◆ Instructions to follow:
Return every line below as is, leaving out the pictures.
-- Start of Provided material --
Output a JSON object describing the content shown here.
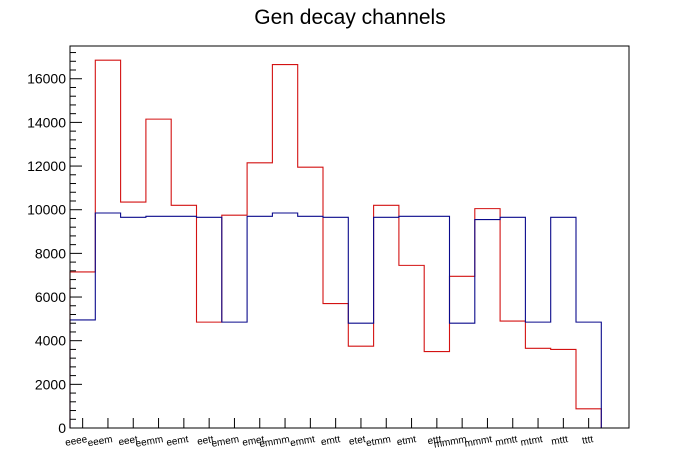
{
  "chart_data": {
    "type": "bar",
    "title": "Gen decay channels",
    "xlabel": "",
    "ylabel": "",
    "ylim": [
      0,
      17500
    ],
    "yticks": [
      0,
      2000,
      4000,
      6000,
      8000,
      10000,
      12000,
      14000,
      16000
    ],
    "grid": false,
    "legend": "none",
    "categories": [
      "eeee",
      "eeem",
      "eeet",
      "eemm",
      "eemt",
      "eett",
      "emem",
      "emet",
      "emmm",
      "emmt",
      "emtt",
      "etet",
      "etmm",
      "etmt",
      "ettt",
      "mmmm",
      "mmmt",
      "mmtt",
      "mtmt",
      "mttt",
      "tttt"
    ],
    "series": [
      {
        "color": "#d31212",
        "values": [
          7150,
          16850,
          10350,
          14150,
          10200,
          4850,
          9750,
          12150,
          16650,
          11950,
          5700,
          3750,
          10200,
          7450,
          3500,
          6950,
          10050,
          4900,
          3650,
          3600,
          880
        ]
      },
      {
        "color": "#0a0a8c",
        "values": [
          4950,
          9850,
          9650,
          9700,
          9700,
          9650,
          4850,
          9700,
          9850,
          9700,
          9650,
          4800,
          9650,
          9700,
          9700,
          4800,
          9550,
          9650,
          4850,
          9650,
          4850
        ]
      }
    ]
  }
}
-- End of Provided material --
◆ Answer to this exercise:
Output a JSON object describing the content shown here.
{
  "chart_data": {
    "type": "bar",
    "title": "Gen decay channels",
    "xlabel": "",
    "ylabel": "",
    "ylim": [
      0,
      17500
    ],
    "yticks": [
      0,
      2000,
      4000,
      6000,
      8000,
      10000,
      12000,
      14000,
      16000
    ],
    "grid": false,
    "legend": "none",
    "categories": [
      "eeee",
      "eeem",
      "eeet",
      "eemm",
      "eemt",
      "eett",
      "emem",
      "emet",
      "emmm",
      "emmt",
      "emtt",
      "etet",
      "etmm",
      "etmt",
      "ettt",
      "mmmm",
      "mmmt",
      "mmtt",
      "mtmt",
      "mttt",
      "tttt"
    ],
    "series": [
      {
        "color": "#d31212",
        "values": [
          7150,
          16850,
          10350,
          14150,
          10200,
          4850,
          9750,
          12150,
          16650,
          11950,
          5700,
          3750,
          10200,
          7450,
          3500,
          6950,
          10050,
          4900,
          3650,
          3600,
          880
        ]
      },
      {
        "color": "#0a0a8c",
        "values": [
          4950,
          9850,
          9650,
          9700,
          9700,
          9650,
          4850,
          9700,
          9850,
          9700,
          9650,
          4800,
          9650,
          9700,
          9700,
          4800,
          9550,
          9650,
          4850,
          9650,
          4850
        ]
      }
    ]
  }
}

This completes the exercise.